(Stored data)
** START **
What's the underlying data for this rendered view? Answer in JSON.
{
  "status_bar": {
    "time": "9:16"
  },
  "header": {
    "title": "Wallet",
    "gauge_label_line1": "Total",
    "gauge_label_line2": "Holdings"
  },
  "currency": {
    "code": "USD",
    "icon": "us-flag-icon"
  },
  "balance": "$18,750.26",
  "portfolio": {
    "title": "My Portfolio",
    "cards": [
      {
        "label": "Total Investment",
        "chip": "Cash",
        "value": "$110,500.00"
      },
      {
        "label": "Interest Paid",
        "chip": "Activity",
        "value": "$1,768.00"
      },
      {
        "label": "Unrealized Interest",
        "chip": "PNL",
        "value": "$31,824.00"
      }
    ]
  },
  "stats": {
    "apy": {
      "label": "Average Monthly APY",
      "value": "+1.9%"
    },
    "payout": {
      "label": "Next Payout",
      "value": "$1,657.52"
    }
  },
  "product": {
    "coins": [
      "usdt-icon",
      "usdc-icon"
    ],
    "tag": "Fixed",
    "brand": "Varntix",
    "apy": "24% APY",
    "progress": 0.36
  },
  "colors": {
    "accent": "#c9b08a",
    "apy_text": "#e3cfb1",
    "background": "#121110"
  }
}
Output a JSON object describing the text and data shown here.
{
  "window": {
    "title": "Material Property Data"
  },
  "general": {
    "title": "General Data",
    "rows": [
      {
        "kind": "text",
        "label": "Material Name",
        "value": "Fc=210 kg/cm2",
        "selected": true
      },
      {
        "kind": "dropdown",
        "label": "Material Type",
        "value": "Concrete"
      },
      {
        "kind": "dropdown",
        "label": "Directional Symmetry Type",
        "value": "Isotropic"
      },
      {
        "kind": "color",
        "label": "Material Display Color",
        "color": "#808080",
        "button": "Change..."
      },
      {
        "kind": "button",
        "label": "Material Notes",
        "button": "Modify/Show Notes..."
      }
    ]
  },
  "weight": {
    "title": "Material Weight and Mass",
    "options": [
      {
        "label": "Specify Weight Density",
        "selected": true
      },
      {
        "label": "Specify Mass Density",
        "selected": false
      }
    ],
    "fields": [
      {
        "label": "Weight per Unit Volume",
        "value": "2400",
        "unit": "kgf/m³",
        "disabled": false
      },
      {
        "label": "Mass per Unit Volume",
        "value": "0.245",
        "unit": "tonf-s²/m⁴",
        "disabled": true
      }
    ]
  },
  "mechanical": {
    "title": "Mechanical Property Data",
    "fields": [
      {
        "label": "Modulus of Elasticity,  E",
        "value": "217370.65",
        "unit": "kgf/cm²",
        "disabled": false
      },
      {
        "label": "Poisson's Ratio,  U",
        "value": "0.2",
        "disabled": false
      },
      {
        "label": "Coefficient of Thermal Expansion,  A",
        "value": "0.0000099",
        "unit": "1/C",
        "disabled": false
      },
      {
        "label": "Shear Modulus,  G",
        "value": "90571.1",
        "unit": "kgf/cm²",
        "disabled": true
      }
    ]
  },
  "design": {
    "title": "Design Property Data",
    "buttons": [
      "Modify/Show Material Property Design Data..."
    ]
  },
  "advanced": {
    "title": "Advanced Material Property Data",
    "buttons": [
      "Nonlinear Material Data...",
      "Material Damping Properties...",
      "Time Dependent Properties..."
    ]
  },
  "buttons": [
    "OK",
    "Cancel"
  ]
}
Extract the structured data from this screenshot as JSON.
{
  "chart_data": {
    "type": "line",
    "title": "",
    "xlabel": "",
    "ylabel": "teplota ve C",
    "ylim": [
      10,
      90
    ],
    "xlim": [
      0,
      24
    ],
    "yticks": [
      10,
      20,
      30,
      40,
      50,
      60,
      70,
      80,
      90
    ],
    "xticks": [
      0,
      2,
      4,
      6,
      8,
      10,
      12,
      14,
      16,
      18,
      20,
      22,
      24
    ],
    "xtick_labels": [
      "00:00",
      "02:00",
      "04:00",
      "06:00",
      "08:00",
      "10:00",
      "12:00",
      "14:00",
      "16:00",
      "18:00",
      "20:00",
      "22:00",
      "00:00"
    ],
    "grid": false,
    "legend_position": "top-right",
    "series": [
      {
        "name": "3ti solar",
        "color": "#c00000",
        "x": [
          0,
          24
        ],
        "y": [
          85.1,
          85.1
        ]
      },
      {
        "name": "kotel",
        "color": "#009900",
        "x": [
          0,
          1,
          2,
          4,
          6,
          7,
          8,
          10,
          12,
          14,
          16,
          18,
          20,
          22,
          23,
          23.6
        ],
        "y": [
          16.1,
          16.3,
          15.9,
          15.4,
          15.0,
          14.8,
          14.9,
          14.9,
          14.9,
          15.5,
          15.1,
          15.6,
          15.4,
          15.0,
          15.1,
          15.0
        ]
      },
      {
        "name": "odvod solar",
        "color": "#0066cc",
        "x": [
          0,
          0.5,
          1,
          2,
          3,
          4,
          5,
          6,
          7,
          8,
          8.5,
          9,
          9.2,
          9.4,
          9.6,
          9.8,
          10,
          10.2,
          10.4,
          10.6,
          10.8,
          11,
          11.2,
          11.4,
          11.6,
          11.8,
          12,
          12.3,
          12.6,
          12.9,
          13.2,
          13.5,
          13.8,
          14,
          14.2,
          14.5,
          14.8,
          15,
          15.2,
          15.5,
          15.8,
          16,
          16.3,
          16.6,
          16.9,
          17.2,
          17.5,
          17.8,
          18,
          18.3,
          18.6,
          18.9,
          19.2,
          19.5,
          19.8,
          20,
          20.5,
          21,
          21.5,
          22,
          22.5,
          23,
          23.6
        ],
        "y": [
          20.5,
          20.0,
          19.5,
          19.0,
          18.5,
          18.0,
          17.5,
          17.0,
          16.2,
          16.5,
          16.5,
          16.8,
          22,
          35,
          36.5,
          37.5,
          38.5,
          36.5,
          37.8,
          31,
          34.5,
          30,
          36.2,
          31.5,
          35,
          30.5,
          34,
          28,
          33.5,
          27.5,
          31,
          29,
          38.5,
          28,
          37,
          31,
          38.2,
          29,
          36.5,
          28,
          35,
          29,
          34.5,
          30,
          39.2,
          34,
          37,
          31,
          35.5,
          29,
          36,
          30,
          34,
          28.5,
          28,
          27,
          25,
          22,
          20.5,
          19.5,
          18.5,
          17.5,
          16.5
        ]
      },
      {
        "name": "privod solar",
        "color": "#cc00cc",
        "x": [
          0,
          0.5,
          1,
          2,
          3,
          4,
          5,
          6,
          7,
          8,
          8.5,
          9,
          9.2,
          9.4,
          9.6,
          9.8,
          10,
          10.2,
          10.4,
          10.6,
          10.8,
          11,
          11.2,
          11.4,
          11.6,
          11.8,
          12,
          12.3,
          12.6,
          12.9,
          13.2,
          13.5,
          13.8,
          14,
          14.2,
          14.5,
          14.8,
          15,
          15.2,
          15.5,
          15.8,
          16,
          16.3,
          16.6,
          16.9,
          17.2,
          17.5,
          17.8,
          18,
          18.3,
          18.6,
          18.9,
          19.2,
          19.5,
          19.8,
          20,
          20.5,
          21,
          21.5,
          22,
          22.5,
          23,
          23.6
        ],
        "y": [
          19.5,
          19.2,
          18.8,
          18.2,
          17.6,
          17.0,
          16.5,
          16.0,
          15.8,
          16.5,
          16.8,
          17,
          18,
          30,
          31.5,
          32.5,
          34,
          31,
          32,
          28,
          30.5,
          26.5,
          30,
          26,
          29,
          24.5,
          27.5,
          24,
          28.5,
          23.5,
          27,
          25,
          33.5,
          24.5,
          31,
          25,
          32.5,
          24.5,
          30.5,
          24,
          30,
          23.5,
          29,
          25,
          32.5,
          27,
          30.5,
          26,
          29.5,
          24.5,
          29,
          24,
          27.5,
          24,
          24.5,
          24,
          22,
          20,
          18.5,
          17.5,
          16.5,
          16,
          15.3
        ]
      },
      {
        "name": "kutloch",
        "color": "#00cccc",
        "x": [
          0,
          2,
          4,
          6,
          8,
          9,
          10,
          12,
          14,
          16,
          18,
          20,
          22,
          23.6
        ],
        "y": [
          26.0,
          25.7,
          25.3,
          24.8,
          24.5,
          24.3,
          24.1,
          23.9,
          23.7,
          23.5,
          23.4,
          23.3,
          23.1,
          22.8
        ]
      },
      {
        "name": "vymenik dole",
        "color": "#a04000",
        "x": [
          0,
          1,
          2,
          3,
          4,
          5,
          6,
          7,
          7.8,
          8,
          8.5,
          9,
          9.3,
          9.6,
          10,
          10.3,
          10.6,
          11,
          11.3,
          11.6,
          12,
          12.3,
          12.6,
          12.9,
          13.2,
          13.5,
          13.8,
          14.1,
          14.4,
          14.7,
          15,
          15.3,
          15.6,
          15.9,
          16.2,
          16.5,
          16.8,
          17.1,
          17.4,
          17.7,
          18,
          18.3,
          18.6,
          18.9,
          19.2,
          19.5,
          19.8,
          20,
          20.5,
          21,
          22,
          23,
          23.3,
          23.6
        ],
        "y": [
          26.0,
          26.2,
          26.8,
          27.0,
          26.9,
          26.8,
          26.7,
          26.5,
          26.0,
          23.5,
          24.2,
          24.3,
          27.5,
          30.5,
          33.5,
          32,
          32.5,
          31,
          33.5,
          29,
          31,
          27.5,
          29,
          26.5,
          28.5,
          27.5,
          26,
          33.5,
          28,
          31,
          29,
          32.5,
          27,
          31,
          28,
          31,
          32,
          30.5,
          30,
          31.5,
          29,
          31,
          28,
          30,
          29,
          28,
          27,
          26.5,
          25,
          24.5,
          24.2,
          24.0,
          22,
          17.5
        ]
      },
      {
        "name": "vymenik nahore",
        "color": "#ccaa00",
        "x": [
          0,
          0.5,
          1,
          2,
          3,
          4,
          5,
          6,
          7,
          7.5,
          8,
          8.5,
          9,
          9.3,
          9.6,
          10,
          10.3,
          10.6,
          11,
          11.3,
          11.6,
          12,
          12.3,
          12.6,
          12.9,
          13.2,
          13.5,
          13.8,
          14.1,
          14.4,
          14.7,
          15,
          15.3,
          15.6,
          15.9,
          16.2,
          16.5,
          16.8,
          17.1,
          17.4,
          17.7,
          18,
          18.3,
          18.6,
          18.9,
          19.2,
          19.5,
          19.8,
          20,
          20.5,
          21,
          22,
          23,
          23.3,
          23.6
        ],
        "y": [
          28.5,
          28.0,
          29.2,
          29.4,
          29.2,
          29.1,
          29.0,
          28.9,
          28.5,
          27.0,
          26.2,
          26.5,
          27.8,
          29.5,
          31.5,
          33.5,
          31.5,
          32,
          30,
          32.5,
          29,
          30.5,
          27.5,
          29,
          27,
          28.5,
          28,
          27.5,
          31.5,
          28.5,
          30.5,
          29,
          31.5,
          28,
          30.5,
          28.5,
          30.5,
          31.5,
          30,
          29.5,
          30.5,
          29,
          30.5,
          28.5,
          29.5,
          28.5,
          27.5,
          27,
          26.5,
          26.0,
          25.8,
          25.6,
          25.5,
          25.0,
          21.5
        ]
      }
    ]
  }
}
** END **
» **Aim of the task**
Find the lines above that include the string "icon" and copy them.

» **Solution**
    "icon": "us-flag-icon"
      "usdt-icon",
      "usdc-icon"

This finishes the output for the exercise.